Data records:
....................

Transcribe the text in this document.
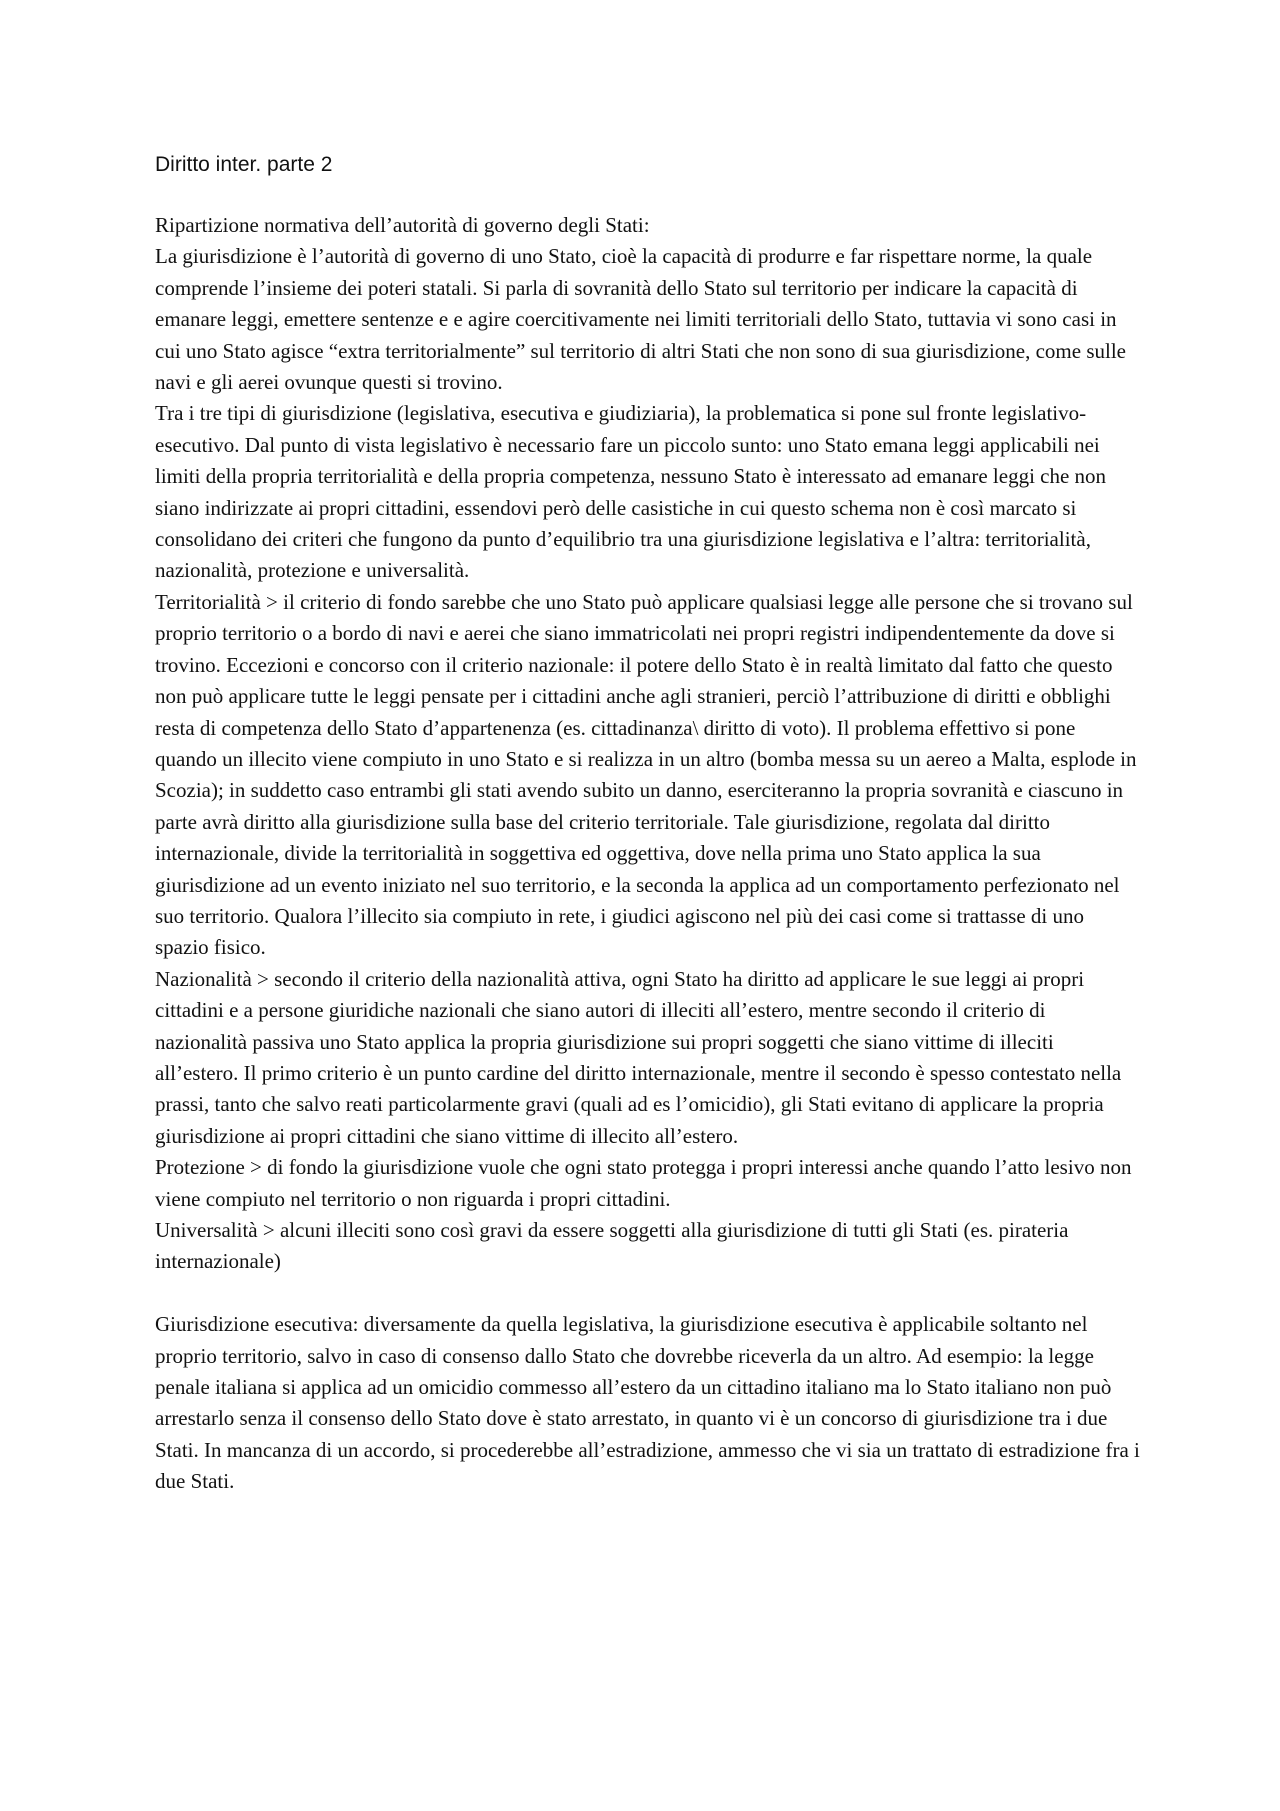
Diritto inter. parte 2

Ripartizione normativa dell’autorità di governo degli Stati:

La giurisdizione è l’autorità di governo di uno Stato, cioè la capacità di produrre e far rispettare norme, la quale comprende l’insieme dei poteri statali. Si parla di sovranità dello Stato sul territorio per indicare la capacità di emanare leggi, emettere sentenze e e agire coercitivamente nei limiti territoriali dello Stato, tuttavia vi sono casi in cui uno Stato agisce “extra territorialmente” sul territorio di altri Stati che non sono di sua giurisdizione, come sulle navi e gli aerei ovunque questi si trovino.

Tra i tre tipi di giurisdizione (legislativa, esecutiva e giudiziaria), la problematica si pone sul fronte legislativo-esecutivo. Dal punto di vista legislativo è necessario fare un piccolo sunto: uno Stato emana leggi applicabili nei limiti della propria territorialità e della propria competenza, nessuno Stato è interessato ad emanare leggi che non siano indirizzate ai propri cittadini, essendovi però delle casistiche in cui questo schema non è così marcato si consolidano dei criteri che fungono da punto d’equilibrio tra una giurisdizione legislativa e l’altra: territorialità, nazionalità, protezione e universalità.

Territorialità > il criterio di fondo sarebbe che uno Stato può applicare qualsiasi legge alle persone che si trovano sul proprio territorio o a bordo di navi e aerei che siano immatricolati nei propri registri indipendentemente da dove si trovino. Eccezioni e concorso con il criterio nazionale: il potere dello Stato è in realtà limitato dal fatto che questo non può applicare tutte le leggi pensate per i cittadini anche agli stranieri, perciò l’attribuzione di diritti e obblighi resta di competenza dello Stato d’appartenenza (es. cittadinanza\ diritto di voto). Il problema effettivo si pone quando un illecito viene compiuto in uno Stato e si realizza in un altro (bomba messa su un aereo a Malta, esplode in Scozia); in suddetto caso entrambi gli stati avendo subito un danno, eserciteranno la propria sovranità e ciascuno in parte avrà diritto alla giurisdizione sulla base del criterio territoriale. Tale giurisdizione, regolata dal diritto internazionale, divide la territorialità in soggettiva ed oggettiva, dove nella prima uno Stato applica la sua giurisdizione ad un evento iniziato nel suo territorio, e la seconda la applica ad un comportamento perfezionato nel suo territorio. Qualora l’illecito sia compiuto in rete, i giudici agiscono nel più dei casi come si trattasse di uno spazio fisico.

Nazionalità > secondo il criterio della nazionalità attiva, ogni Stato ha diritto ad applicare le sue leggi ai propri cittadini e a persone giuridiche nazionali che siano autori di illeciti all’estero, mentre secondo il criterio di nazionalità passiva uno Stato applica la propria giurisdizione sui propri soggetti che siano vittime di illeciti all’estero. Il primo criterio è un punto cardine del diritto internazionale, mentre il secondo è spesso contestato nella prassi, tanto che salvo reati particolarmente gravi (quali ad es l’omicidio), gli Stati evitano di applicare la propria giurisdizione ai propri cittadini che siano vittime di illecito all’estero.

Protezione > di fondo la giurisdizione vuole che ogni stato protegga i propri interessi anche quando l’atto lesivo non viene compiuto nel territorio o non riguarda i propri cittadini.

Universalità > alcuni illeciti sono così gravi da essere soggetti alla giurisdizione di tutti gli Stati (es. pirateria internazionale)

Giurisdizione esecutiva: diversamente da quella legislativa, la giurisdizione esecutiva è applicabile soltanto nel proprio territorio, salvo in caso di consenso dallo Stato che dovrebbe riceverla da un altro. Ad esempio: la legge penale italiana si applica ad un omicidio commesso all’estero da un cittadino italiano ma lo Stato italiano non può arrestarlo senza il consenso dello Stato dove è stato arrestato, in quanto vi è un concorso di giurisdizione tra i due Stati. In mancanza di un accordo, si procederebbe all’estradizione, ammesso che vi sia un trattato di estradizione fra i due Stati.
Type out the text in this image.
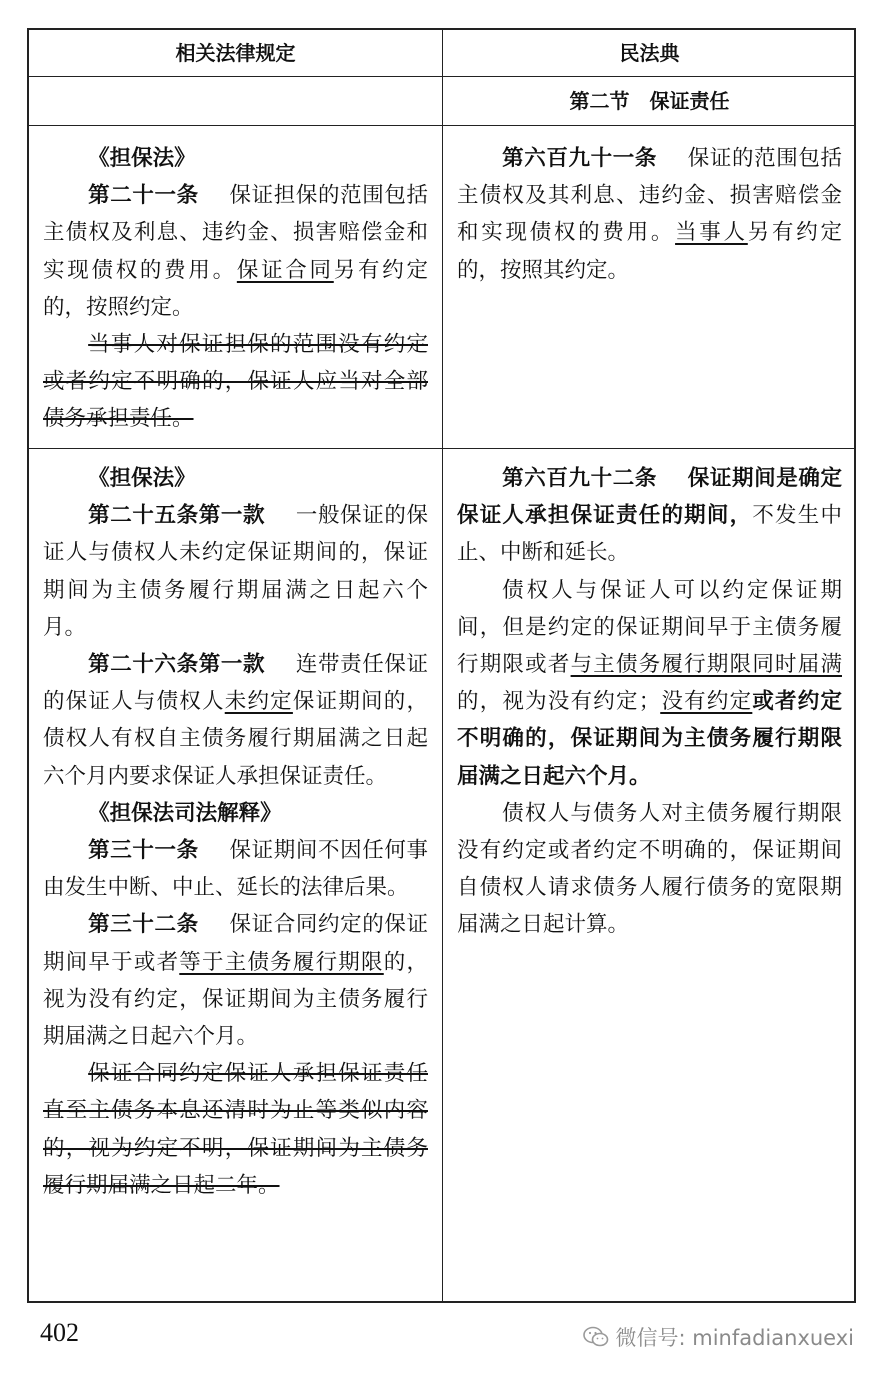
相关法律规定	民法典
第二节　保证责任

《担保法》

第二十一条 保证担保的范围包括主债权及利息、违约金、损害赔偿金和实现债权的费用。保证合同另有约定的，按照约定。

当事人对保证担保的范围没有约定或者约定不明确的，保证人应当对全部债务承担责任。

第六百九十一条 保证的范围包括主债权及其利息、违约金、损害赔偿金和实现债权的费用。当事人另有约定的，按照其约定。

《担保法》

第二十五条第一款 一般保证的保证人与债权人未约定保证期间的，保证期间为主债务履行期届满之日起六个月。

第二十六条第一款 连带责任保证的保证人与债权人未约定保证期间的，债权人有权自主债务履行期届满之日起六个月内要求保证人承担保证责任。

《担保法司法解释》

第三十一条 保证期间不因任何事由发生中断、中止、延长的法律后果。

第三十二条 保证合同约定的保证期间早于或者等于主债务履行期限的，视为没有约定，保证期间为主债务履行期届满之日起六个月。

保证合同约定保证人承担保证责任直至主债务本息还清时为止等类似内容的，视为约定不明，保证期间为主债务履行期届满之日起二年。

第六百九十二条 保证期间是确定保证人承担保证责任的期间，不发生中止、中断和延长。

债权人与保证人可以约定保证期间，但是约定的保证期间早于主债务履行期限或者与主债务履行期限同时届满的，视为没有约定；没有约定或者约定不明确的，保证期间为主债务履行期限届满之日起六个月。

债权人与债务人对主债务履行期限没有约定或者约定不明确的，保证期间自债权人请求债务人履行债务的宽限期届满之日起计算。

402	微信号: minfadianxuexi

....................

#### Set problem:
Above are records to transcribe exactly; leave their pictures out.

#### The answer:
Transcribe the text in this document.
Diritto inter. parte 2

Ripartizione normativa dell’autorità di governo degli Stati:

La giurisdizione è l’autorità di governo di uno Stato, cioè la capacità di produrre e far rispettare norme, la quale comprende l’insieme dei poteri statali. Si parla di sovranità dello Stato sul territorio per indicare la capacità di emanare leggi, emettere sentenze e e agire coercitivamente nei limiti territoriali dello Stato, tuttavia vi sono casi in cui uno Stato agisce “extra territorialmente” sul territorio di altri Stati che non sono di sua giurisdizione, come sulle navi e gli aerei ovunque questi si trovino.

Tra i tre tipi di giurisdizione (legislativa, esecutiva e giudiziaria), la problematica si pone sul fronte legislativo-esecutivo. Dal punto di vista legislativo è necessario fare un piccolo sunto: uno Stato emana leggi applicabili nei limiti della propria territorialità e della propria competenza, nessuno Stato è interessato ad emanare leggi che non siano indirizzate ai propri cittadini, essendovi però delle casistiche in cui questo schema non è così marcato si consolidano dei criteri che fungono da punto d’equilibrio tra una giurisdizione legislativa e l’altra: territorialità, nazionalità, protezione e universalità.

Territorialità > il criterio di fondo sarebbe che uno Stato può applicare qualsiasi legge alle persone che si trovano sul proprio territorio o a bordo di navi e aerei che siano immatricolati nei propri registri indipendentemente da dove si trovino. Eccezioni e concorso con il criterio nazionale: il potere dello Stato è in realtà limitato dal fatto che questo non può applicare tutte le leggi pensate per i cittadini anche agli stranieri, perciò l’attribuzione di diritti e obblighi resta di competenza dello Stato d’appartenenza (es. cittadinanza\ diritto di voto). Il problema effettivo si pone quando un illecito viene compiuto in uno Stato e si realizza in un altro (bomba messa su un aereo a Malta, esplode in Scozia); in suddetto caso entrambi gli stati avendo subito un danno, eserciteranno la propria sovranità e ciascuno in parte avrà diritto alla giurisdizione sulla base del criterio territoriale. Tale giurisdizione, regolata dal diritto internazionale, divide la territorialità in soggettiva ed oggettiva, dove nella prima uno Stato applica la sua giurisdizione ad un evento iniziato nel suo territorio, e la seconda la applica ad un comportamento perfezionato nel suo territorio. Qualora l’illecito sia compiuto in rete, i giudici agiscono nel più dei casi come si trattasse di uno spazio fisico.

Nazionalità > secondo il criterio della nazionalità attiva, ogni Stato ha diritto ad applicare le sue leggi ai propri cittadini e a persone giuridiche nazionali che siano autori di illeciti all’estero, mentre secondo il criterio di nazionalità passiva uno Stato applica la propria giurisdizione sui propri soggetti che siano vittime di illeciti all’estero. Il primo criterio è un punto cardine del diritto internazionale, mentre il secondo è spesso contestato nella prassi, tanto che salvo reati particolarmente gravi (quali ad es l’omicidio), gli Stati evitano di applicare la propria giurisdizione ai propri cittadini che siano vittime di illecito all’estero.

Protezione > di fondo la giurisdizione vuole che ogni stato protegga i propri interessi anche quando l’atto lesivo non viene compiuto nel territorio o non riguarda i propri cittadini.

Universalità > alcuni illeciti sono così gravi da essere soggetti alla giurisdizione di tutti gli Stati (es. pirateria internazionale)

Giurisdizione esecutiva: diversamente da quella legislativa, la giurisdizione esecutiva è applicabile soltanto nel proprio territorio, salvo in caso di consenso dallo Stato che dovrebbe riceverla da un altro. Ad esempio: la legge penale italiana si applica ad un omicidio commesso all’estero da un cittadino italiano ma lo Stato italiano non può arrestarlo senza il consenso dello Stato dove è stato arrestato, in quanto vi è un concorso di giurisdizione tra i due Stati. In mancanza di un accordo, si procederebbe all’estradizione, ammesso che vi sia un trattato di estradizione fra i due Stati.
Type out the text in this image.
相关法律规定	民法典
第二节　保证责任

《担保法》

第二十一条 保证担保的范围包括主债权及利息、违约金、损害赔偿金和实现债权的费用。保证合同另有约定的，按照约定。

当事人对保证担保的范围没有约定或者约定不明确的，保证人应当对全部债务承担责任。

第六百九十一条 保证的范围包括主债权及其利息、违约金、损害赔偿金和实现债权的费用。当事人另有约定的，按照其约定。

《担保法》

第二十五条第一款 一般保证的保证人与债权人未约定保证期间的，保证期间为主债务履行期届满之日起六个月。

第二十六条第一款 连带责任保证的保证人与债权人未约定保证期间的，债权人有权自主债务履行期届满之日起六个月内要求保证人承担保证责任。

《担保法司法解释》

第三十一条 保证期间不因任何事由发生中断、中止、延长的法律后果。

第三十二条 保证合同约定的保证期间早于或者等于主债务履行期限的，视为没有约定，保证期间为主债务履行期届满之日起六个月。

保证合同约定保证人承担保证责任直至主债务本息还清时为止等类似内容的，视为约定不明，保证期间为主债务履行期届满之日起二年。

第六百九十二条 保证期间是确定保证人承担保证责任的期间，不发生中止、中断和延长。

债权人与保证人可以约定保证期间，但是约定的保证期间早于主债务履行期限或者与主债务履行期限同时届满的，视为没有约定；没有约定或者约定不明确的，保证期间为主债务履行期限届满之日起六个月。

债权人与债务人对主债务履行期限没有约定或者约定不明确的，保证期间自债权人请求债务人履行债务的宽限期届满之日起计算。

402	微信号: minfadianxuexi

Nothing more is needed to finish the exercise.